In the entries below, identify every line with the string "verna" and copy it.
■ ■ ■ ■ ■
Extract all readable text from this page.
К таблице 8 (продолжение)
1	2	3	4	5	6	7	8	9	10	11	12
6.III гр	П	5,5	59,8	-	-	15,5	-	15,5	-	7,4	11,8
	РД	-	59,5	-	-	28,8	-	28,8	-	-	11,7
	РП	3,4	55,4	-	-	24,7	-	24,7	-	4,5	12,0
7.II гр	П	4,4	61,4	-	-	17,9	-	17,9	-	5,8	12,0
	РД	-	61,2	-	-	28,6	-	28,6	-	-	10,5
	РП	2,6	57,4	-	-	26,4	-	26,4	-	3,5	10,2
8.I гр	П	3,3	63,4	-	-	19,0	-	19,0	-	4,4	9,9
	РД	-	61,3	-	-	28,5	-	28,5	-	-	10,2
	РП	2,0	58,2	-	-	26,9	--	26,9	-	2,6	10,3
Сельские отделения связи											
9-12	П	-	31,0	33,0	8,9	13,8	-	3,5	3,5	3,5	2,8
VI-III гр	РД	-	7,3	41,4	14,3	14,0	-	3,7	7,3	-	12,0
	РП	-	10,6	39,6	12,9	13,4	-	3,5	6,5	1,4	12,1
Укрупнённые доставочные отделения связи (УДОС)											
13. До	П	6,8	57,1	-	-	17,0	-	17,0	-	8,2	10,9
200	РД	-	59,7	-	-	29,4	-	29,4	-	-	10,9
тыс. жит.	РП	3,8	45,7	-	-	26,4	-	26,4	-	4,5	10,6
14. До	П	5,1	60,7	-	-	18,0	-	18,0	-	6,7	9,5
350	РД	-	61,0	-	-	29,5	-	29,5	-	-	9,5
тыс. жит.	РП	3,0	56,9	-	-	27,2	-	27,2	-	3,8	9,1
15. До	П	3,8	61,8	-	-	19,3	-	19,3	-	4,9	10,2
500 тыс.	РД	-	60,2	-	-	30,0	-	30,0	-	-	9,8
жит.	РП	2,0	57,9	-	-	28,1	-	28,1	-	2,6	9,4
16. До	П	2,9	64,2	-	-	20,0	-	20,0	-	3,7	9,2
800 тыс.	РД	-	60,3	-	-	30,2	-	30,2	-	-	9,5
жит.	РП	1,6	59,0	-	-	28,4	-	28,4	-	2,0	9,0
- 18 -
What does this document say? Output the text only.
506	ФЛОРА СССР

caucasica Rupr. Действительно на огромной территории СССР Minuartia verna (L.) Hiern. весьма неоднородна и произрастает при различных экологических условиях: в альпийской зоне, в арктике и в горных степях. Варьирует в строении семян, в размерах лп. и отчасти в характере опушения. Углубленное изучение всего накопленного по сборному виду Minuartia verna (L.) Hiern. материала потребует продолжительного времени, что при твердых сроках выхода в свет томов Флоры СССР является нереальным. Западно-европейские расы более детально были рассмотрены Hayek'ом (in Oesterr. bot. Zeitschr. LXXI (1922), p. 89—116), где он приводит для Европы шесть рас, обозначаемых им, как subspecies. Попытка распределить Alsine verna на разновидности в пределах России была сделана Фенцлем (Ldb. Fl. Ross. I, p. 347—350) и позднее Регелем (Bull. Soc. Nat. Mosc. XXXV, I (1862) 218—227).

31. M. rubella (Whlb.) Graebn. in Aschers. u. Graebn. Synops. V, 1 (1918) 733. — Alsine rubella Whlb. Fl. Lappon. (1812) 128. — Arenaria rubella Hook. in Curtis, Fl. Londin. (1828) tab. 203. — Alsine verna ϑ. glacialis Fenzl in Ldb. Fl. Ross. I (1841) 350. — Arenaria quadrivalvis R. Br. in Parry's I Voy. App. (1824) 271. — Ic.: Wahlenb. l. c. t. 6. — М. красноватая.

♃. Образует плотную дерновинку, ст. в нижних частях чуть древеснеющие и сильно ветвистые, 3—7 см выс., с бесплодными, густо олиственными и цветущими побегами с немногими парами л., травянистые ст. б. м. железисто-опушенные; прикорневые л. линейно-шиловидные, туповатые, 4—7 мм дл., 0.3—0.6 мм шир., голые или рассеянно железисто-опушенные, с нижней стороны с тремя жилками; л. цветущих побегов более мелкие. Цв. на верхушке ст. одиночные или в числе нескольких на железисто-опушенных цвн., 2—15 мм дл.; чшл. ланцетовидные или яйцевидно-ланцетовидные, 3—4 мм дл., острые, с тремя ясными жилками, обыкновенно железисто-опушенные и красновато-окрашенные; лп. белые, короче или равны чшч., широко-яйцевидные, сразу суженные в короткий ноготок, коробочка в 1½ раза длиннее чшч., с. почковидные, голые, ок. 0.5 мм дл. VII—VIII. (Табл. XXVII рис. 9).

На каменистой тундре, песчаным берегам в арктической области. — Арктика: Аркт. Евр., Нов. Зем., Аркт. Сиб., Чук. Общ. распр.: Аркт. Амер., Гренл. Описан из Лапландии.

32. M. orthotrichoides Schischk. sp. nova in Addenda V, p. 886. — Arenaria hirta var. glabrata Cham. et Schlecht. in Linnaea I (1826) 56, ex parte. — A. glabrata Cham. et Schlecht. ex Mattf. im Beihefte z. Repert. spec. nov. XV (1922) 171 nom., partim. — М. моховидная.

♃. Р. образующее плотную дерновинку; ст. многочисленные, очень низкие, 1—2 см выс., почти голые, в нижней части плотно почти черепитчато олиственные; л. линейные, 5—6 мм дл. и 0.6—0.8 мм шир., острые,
■ ■ ■ ■ ■
EXERCISE ANSWER
caucasica Rupr. Действительно на огромной территории СССР Minuartia verna (L.) Hiern. весьма неоднородна и произрастает при различных экологических условиях: в альпийской зоне, в арктике и в горных степях. Варьирует в строении семян, в размерах лп. и отчасти в характере опушения. Углубленное изучение всего накопленного по сборному виду Minuartia verna (L.) Hiern. материала потребует продолжительного времени, что при твердых сроках выхода в свет томов Флоры СССР является нереальным. Западно-европейские расы более детально были рассмотрены Hayek'ом (in Oesterr. bot. Zeitschr. LXXI (1922), p. 89—116), где он приводит для Европы шесть рас, обозначаемых им, как subspecies. Попытка распределить Alsine verna на разновидности в пределах России была сделана Фенцлем (Ldb. Fl. Ross. I, p. 347—350) и позднее Регелем (Bull. Soc. Nat. Mosc. XXXV, I (1862) 218—227).
31. M. rubella (Whlb.) Graebn. in Aschers. u. Graebn. Synops. V, 1 (1918) 733. — Alsine rubella Whlb. Fl. Lappon. (1812) 128. — Arenaria rubella Hook. in Curtis, Fl. Londin. (1828) tab. 203. — Alsine verna ϑ. glacialis Fenzl in Ldb. Fl. Ross. I (1841) 350. — Arenaria quadrivalvis R. Br. in Parry's I Voy. App. (1824) 271. — Ic.: Wahlenb. l. c. t. 6. — М. красноватая.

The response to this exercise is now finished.